+++ RECORDS FOR THE EXERCISE +++

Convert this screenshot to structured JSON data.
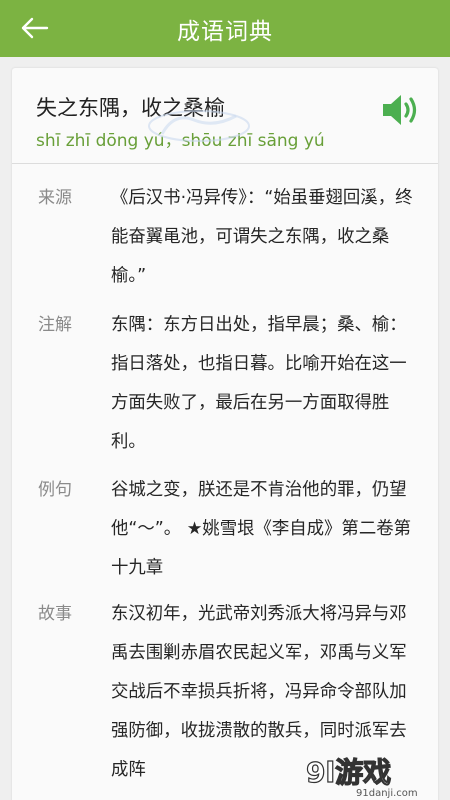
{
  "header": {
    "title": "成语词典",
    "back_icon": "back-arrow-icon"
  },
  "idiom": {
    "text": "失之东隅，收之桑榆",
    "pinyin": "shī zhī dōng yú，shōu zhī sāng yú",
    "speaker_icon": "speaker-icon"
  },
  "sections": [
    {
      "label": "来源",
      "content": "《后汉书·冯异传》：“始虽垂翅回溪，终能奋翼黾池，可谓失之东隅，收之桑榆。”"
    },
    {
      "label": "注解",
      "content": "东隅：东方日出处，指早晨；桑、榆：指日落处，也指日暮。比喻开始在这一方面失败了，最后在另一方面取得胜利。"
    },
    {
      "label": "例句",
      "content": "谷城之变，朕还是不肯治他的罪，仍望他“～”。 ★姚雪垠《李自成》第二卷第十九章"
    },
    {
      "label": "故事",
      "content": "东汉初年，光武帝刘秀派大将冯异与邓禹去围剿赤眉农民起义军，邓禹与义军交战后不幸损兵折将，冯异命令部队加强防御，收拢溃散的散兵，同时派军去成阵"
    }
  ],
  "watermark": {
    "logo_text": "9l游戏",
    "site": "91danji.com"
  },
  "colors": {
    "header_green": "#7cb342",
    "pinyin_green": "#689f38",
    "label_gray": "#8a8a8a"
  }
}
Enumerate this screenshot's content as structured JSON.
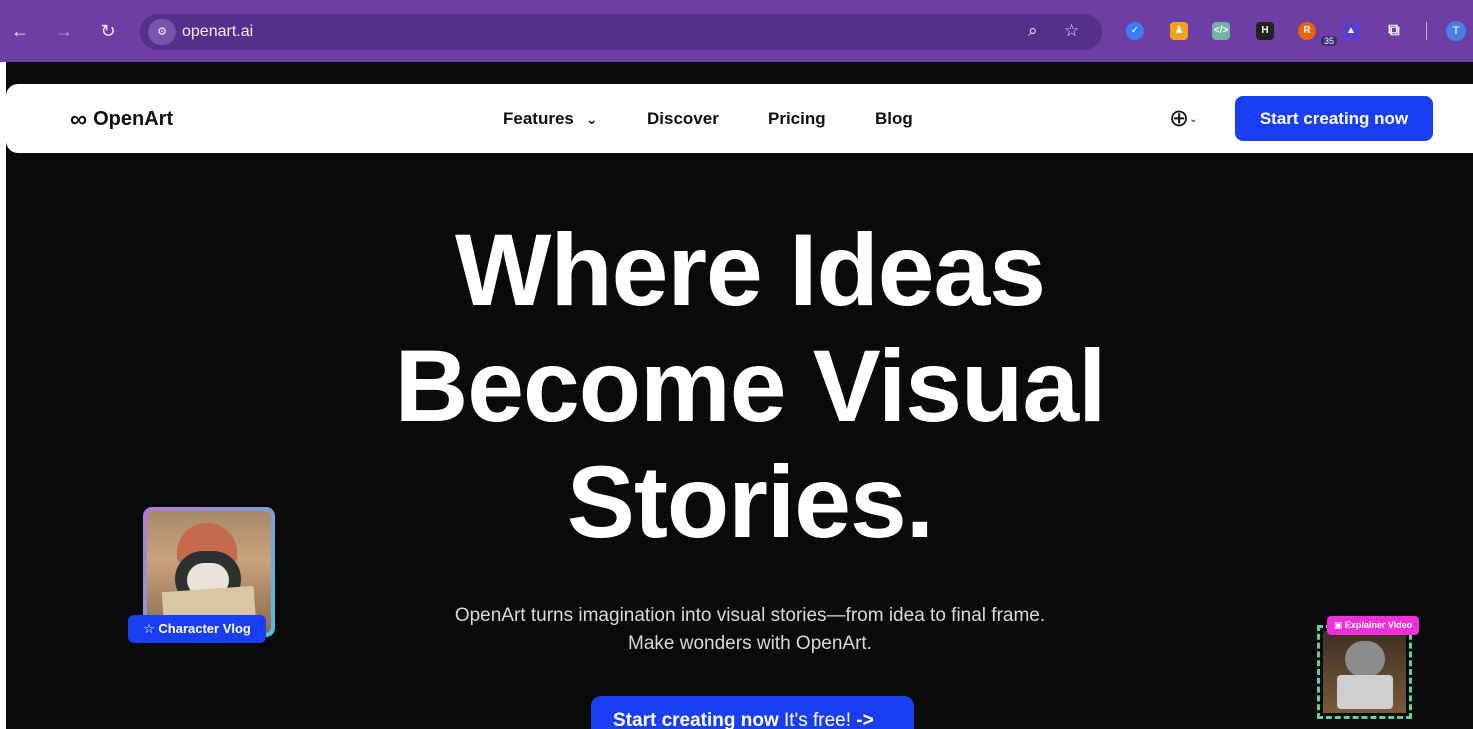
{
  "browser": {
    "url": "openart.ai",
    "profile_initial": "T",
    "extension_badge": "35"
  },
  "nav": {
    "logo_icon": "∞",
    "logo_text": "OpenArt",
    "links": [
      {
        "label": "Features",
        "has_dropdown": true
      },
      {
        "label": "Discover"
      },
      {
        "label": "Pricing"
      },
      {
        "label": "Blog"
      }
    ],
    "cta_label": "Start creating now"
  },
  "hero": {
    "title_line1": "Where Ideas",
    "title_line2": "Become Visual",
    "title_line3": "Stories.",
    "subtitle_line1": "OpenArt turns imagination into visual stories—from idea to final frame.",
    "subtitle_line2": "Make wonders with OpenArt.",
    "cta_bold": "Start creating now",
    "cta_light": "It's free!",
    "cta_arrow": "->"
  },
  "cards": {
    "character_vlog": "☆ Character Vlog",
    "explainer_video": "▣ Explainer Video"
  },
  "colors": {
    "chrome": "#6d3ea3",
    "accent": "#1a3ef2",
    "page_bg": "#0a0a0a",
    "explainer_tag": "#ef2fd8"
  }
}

+++

### CHALLENGE
Everything from the line that contains "Enumerate this screenshot's" to the final line of the data is to be duplicated exactly, both ends included, except the pictures.

### RESPONSE FOR THIS EXERCISE
Enumerate this screenshot's content as structured JSON.
{
  "browser": {
    "url": "openart.ai",
    "profile_initial": "T",
    "extension_badge": "35"
  },
  "nav": {
    "logo_icon": "∞",
    "logo_text": "OpenArt",
    "links": [
      {
        "label": "Features",
        "has_dropdown": true
      },
      {
        "label": "Discover"
      },
      {
        "label": "Pricing"
      },
      {
        "label": "Blog"
      }
    ],
    "cta_label": "Start creating now"
  },
  "hero": {
    "title_line1": "Where Ideas",
    "title_line2": "Become Visual",
    "title_line3": "Stories.",
    "subtitle_line1": "OpenArt turns imagination into visual stories—from idea to final frame.",
    "subtitle_line2": "Make wonders with OpenArt.",
    "cta_bold": "Start creating now",
    "cta_light": "It's free!",
    "cta_arrow": "->"
  },
  "cards": {
    "character_vlog": "☆ Character Vlog",
    "explainer_video": "▣ Explainer Video"
  },
  "colors": {
    "chrome": "#6d3ea3",
    "accent": "#1a3ef2",
    "page_bg": "#0a0a0a",
    "explainer_tag": "#ef2fd8"
  }
}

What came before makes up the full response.